■ **Information supplied**:
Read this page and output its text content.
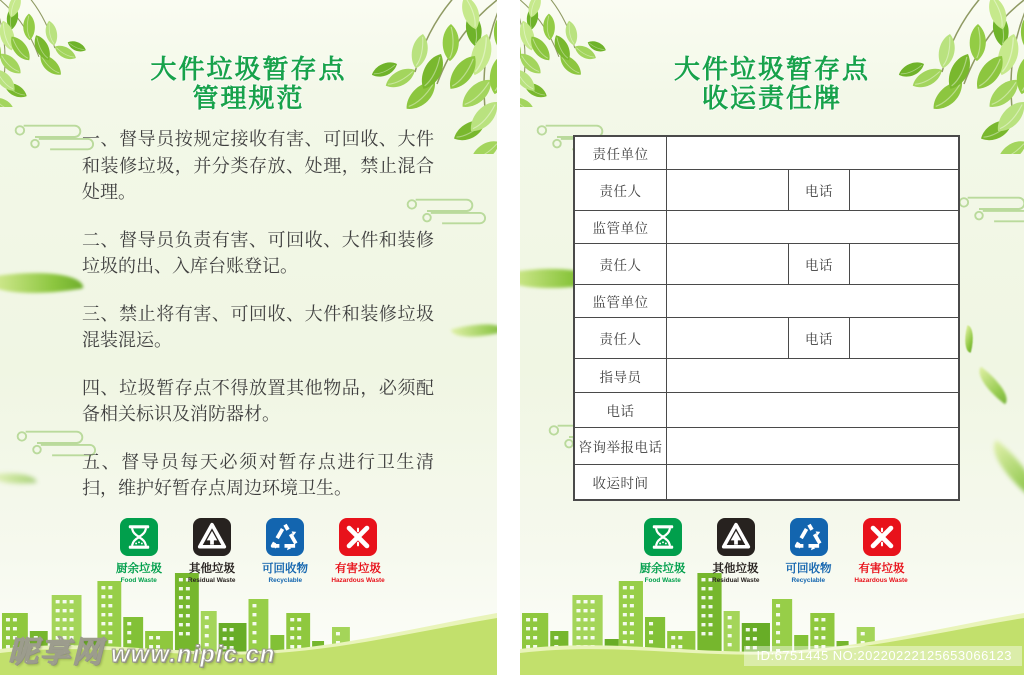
大件垃圾暂存点
管理规范

一、督导员按规定接收有害、可回收、大件和装修垃圾，并分类存放、处理，禁止混合处理。

二、督导员负责有害、可回收、大件和装修垃圾的出、入库台账登记。

三、禁止将有害、可回收、大件和装修垃圾混装混运。

四、垃圾暂存点不得放置其他物品，必须配备相关标识及消防器材。

五、督导员每天必须对暂存点进行卫生清扫，维护好暂存点周边环境卫生。

厨余垃圾
Food Waste
其他垃圾
Residual Waste
可回收物
Recyclable
有害垃圾
Hazardous Waste
大件垃圾暂存点
收运责任牌
责任单位
责任人	电话
监管单位
责任人	电话
监管单位
责任人	电话
指导员
电话
咨询举报电话
收运时间
厨余垃圾
Food Waste
其他垃圾
Residual Waste
可回收物
Recyclable
有害垃圾
Hazardous Waste
昵享网 www.nipic.cn	ID:6751445 NO:20220222125653066123
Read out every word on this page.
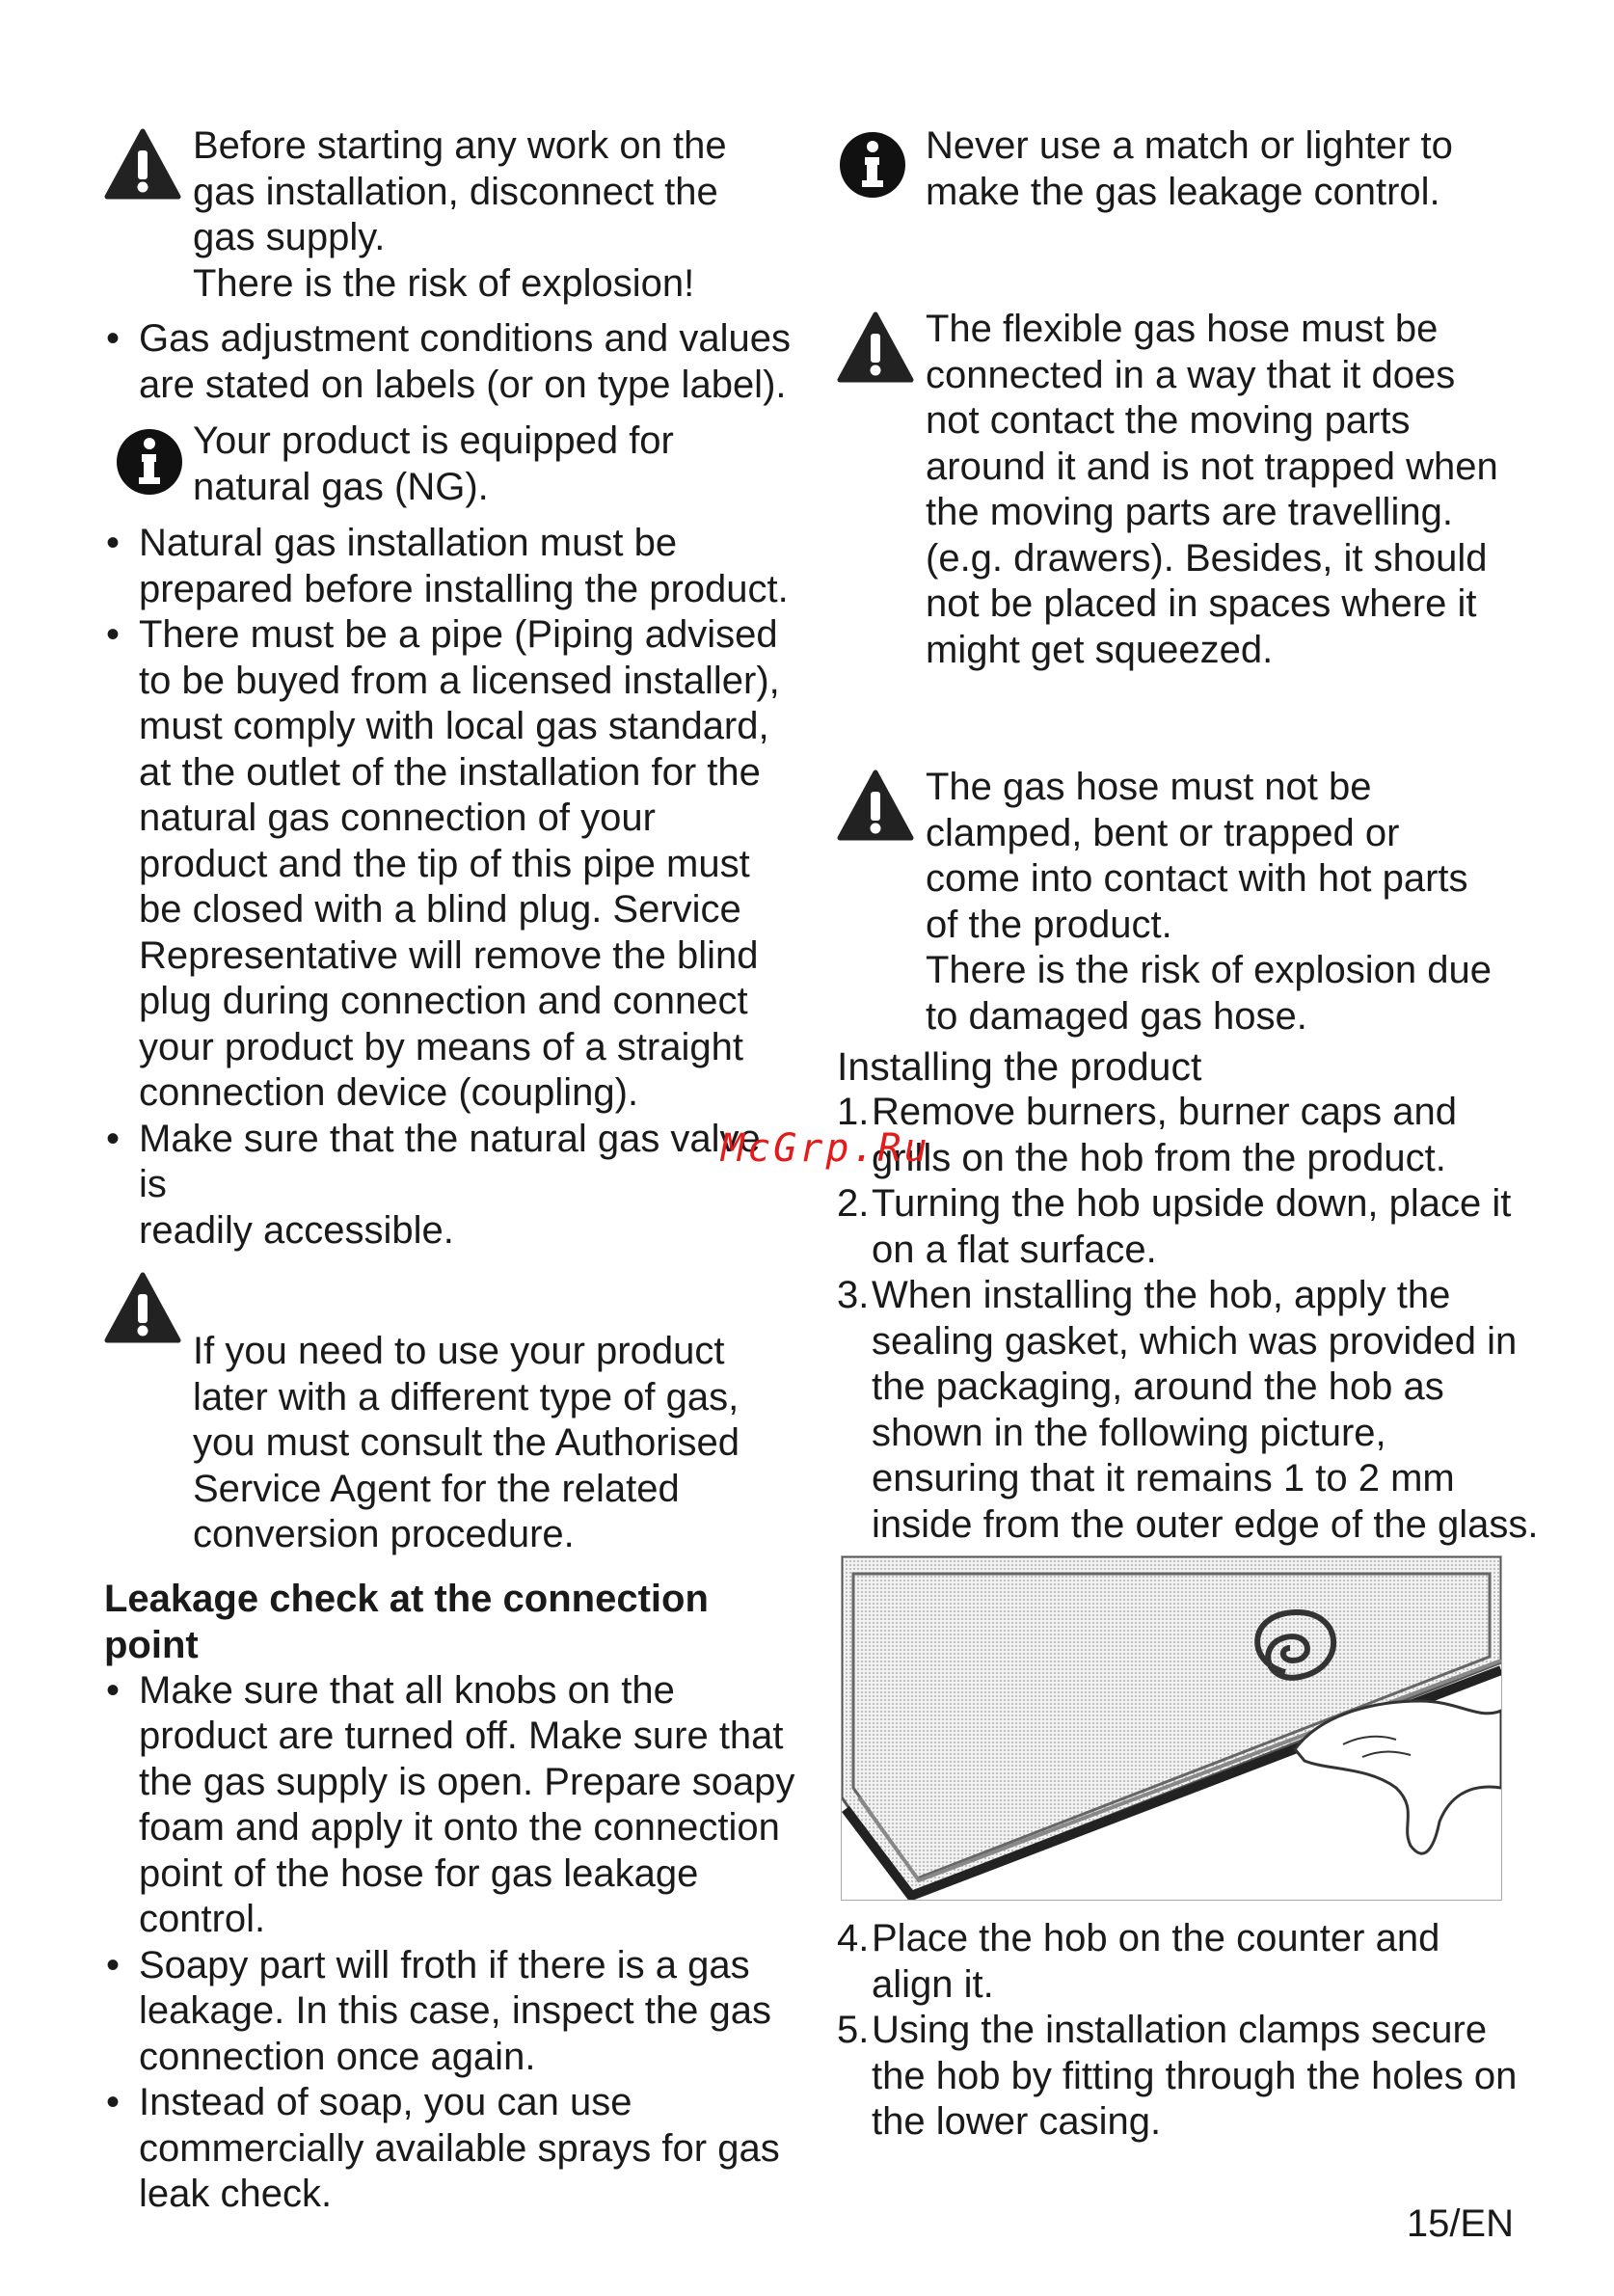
Before starting any work on the

gas installation, disconnect the

gas supply.

There is the risk of explosion!

• Gas adjustment conditions and values
are stated on labels (or on type label).

Your product is equipped for

natural gas (NG).

• Natural gas installation must be
prepared before installing the product.
• There must be a pipe (Piping advised
to be buyed from a licensed installer),
must comply with local gas standard,
at the outlet of the installation for the
natural gas connection of your
product and the tip of this pipe must
be closed with a blind plug. Service
Representative will remove the blind
plug during connection and connect
your product by means of a straight
connection device (coupling).
• Make sure that the natural gas valve is
readily accessible.

If you need to use your product

later with a different type of gas,

you must consult the Authorised

Service Agent for the related

conversion procedure.

Leakage check at the connection

point

• Make sure that all knobs on the
product are turned off. Make sure that
the gas supply is open. Prepare soapy
foam and apply it onto the connection
point of the hose for gas leakage
control.
• Soapy part will froth if there is a gas
leakage. In this case, inspect the gas
connection once again.
• Instead of soap, you can use
commercially available sprays for gas
leak check.

Never use a match or lighter to

make the gas leakage control.

The flexible gas hose must be

connected in a way that it does

not contact the moving parts

around it and is not trapped when

the moving parts are travelling.

(e.g. drawers). Besides, it should

not be placed in spaces where it

might get squeezed.

The gas hose must not be

clamped, bent or trapped or

come into contact with hot parts

of the product.

There is the risk of explosion due

to damaged gas hose.

Installing the product

1. Remove burners, burner caps and
grills on the hob from the product.
2. Turning the hob upside down, place it
on a flat surface.
3. When installing the hob, apply the
sealing gasket, which was provided in
the packaging, around the hob as
shown in the following picture,
ensuring that it remains 1 to 2 mm
inside from the outer edge of the glass.
4. Place the hob on the counter and
align it.
5. Using the installation clamps secure
the hob by fitting through the holes on
the lower casing.
McGrp.Ru
15/EN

■ **The exercise**: Select the lines from the entries that include the word "contact".

■ **Exercise solution**:
not contact the moving parts
come into contact with hot parts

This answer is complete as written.